=== The data ===

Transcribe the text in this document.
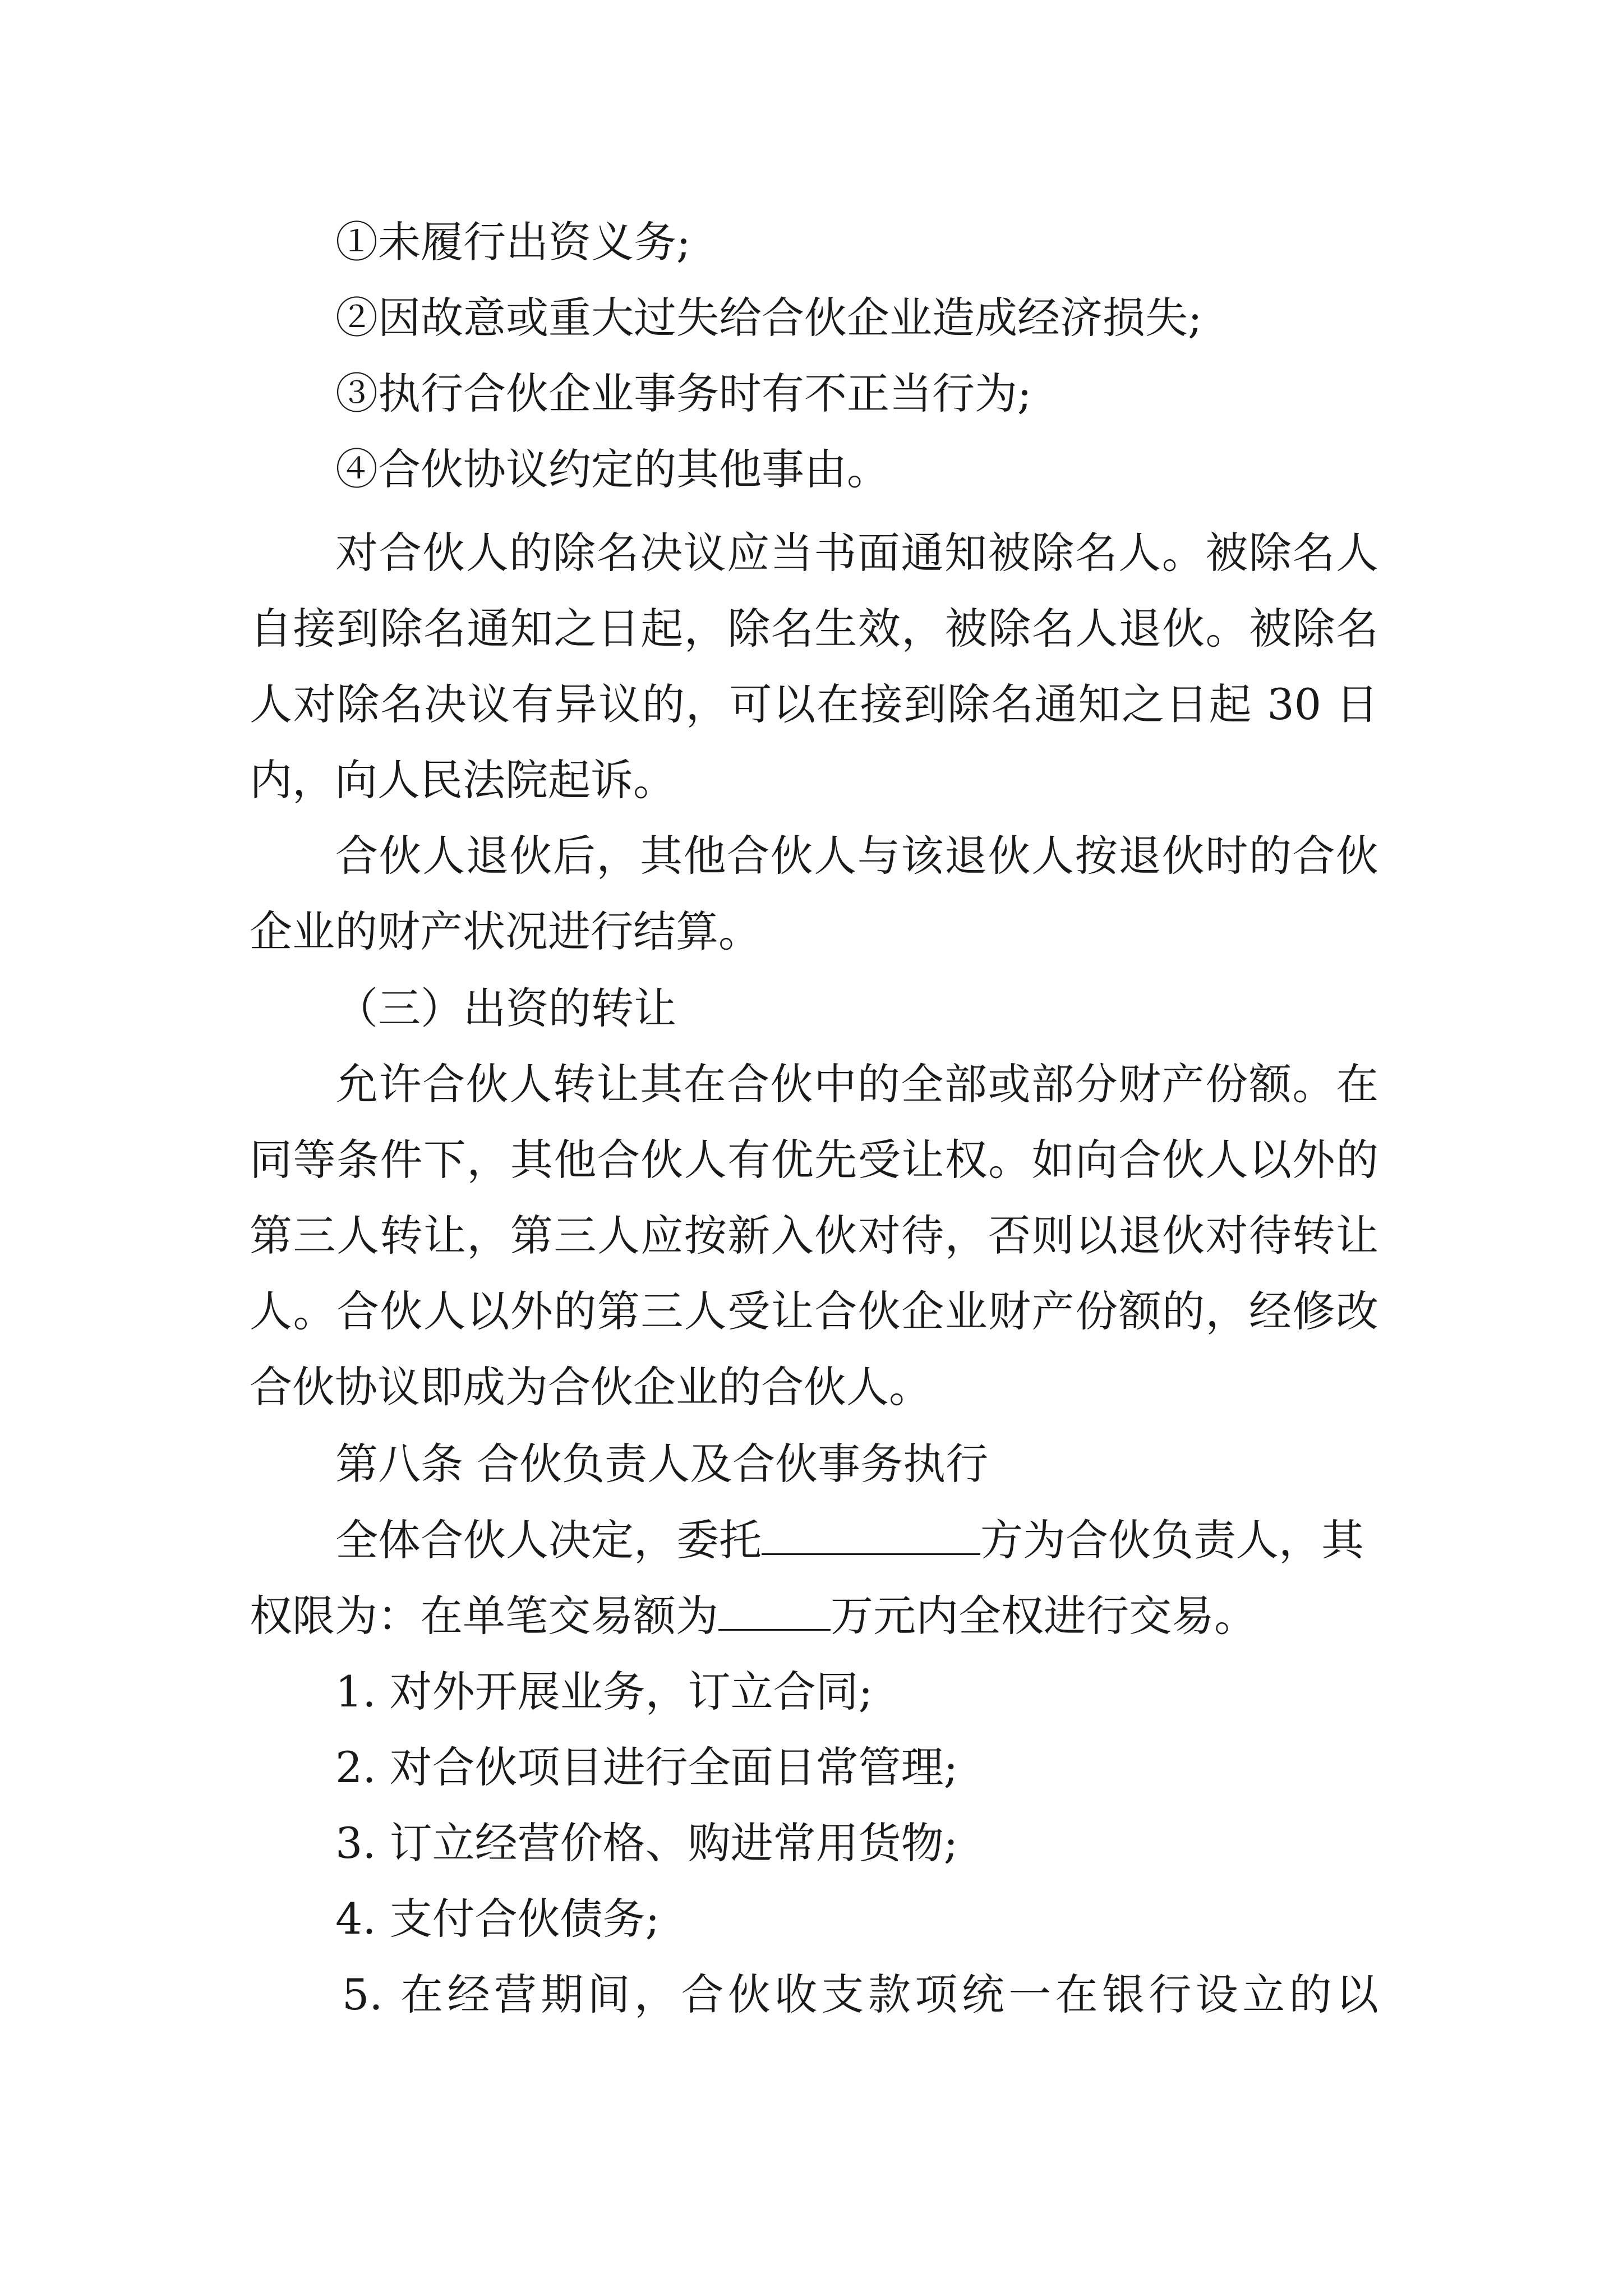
①未履行出资义务;
②因故意或重大过失给合伙企业造成经济损失;
③执行合伙企业事务时有不正当行为;
④合伙协议约定的其他事由。
对合伙人的除名决议应当书面通知被除名人。被除名人
自接到除名通知之日起，除名生效，被除名人退伙。被除名
人对除名决议有异议的，可以在接到除名通知之日起 30 日
内，向人民法院起诉。
合伙人退伙后，其他合伙人与该退伙人按退伙时的合伙
企业的财产状况进行结算。
（三）出资的转让
允许合伙人转让其在合伙中的全部或部分财产份额。在
同等条件下，其他合伙人有优先受让权。如向合伙人以外的
第三人转让，第三人应按新入伙对待，否则以退伙对待转让
人。合伙人以外的第三人受让合伙企业财产份额的，经修改
合伙协议即成为合伙企业的合伙人。
第八条 合伙负责人及合伙事务执行
全体合伙人决定，委托	方为合伙负责人，其
权限为：在单笔交易额为	万元内全权进行交易。
1. 对外开展业务，订立合同;
2. 对合伙项目进行全面日常管理;
3. 订立经营价格、购进常用货物;
4. 支付合伙债务;
5. 在经营期间，合伙收支款项统一在银行设立的以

=== Instructions to follow ===
Print all entries exactly. The images do not belong in the copy.

=== Solution to this exercise ===
Transcribe the text in this document.
①未履行出资义务;
②因故意或重大过失给合伙企业造成经济损失;
③执行合伙企业事务时有不正当行为;
④合伙协议约定的其他事由。
对合伙人的除名决议应当书面通知被除名人。被除名人
自接到除名通知之日起，除名生效，被除名人退伙。被除名
人对除名决议有异议的，可以在接到除名通知之日起 30 日
内，向人民法院起诉。
合伙人退伙后，其他合伙人与该退伙人按退伙时的合伙
企业的财产状况进行结算。
（三）出资的转让
允许合伙人转让其在合伙中的全部或部分财产份额。在
同等条件下，其他合伙人有优先受让权。如向合伙人以外的
第三人转让，第三人应按新入伙对待，否则以退伙对待转让
人。合伙人以外的第三人受让合伙企业财产份额的，经修改
合伙协议即成为合伙企业的合伙人。
第八条 合伙负责人及合伙事务执行
全体合伙人决定，委托	方为合伙负责人，其
权限为：在单笔交易额为	万元内全权进行交易。
1. 对外开展业务，订立合同;
2. 对合伙项目进行全面日常管理;
3. 订立经营价格、购进常用货物;
4. 支付合伙债务;
5. 在经营期间，合伙收支款项统一在银行设立的以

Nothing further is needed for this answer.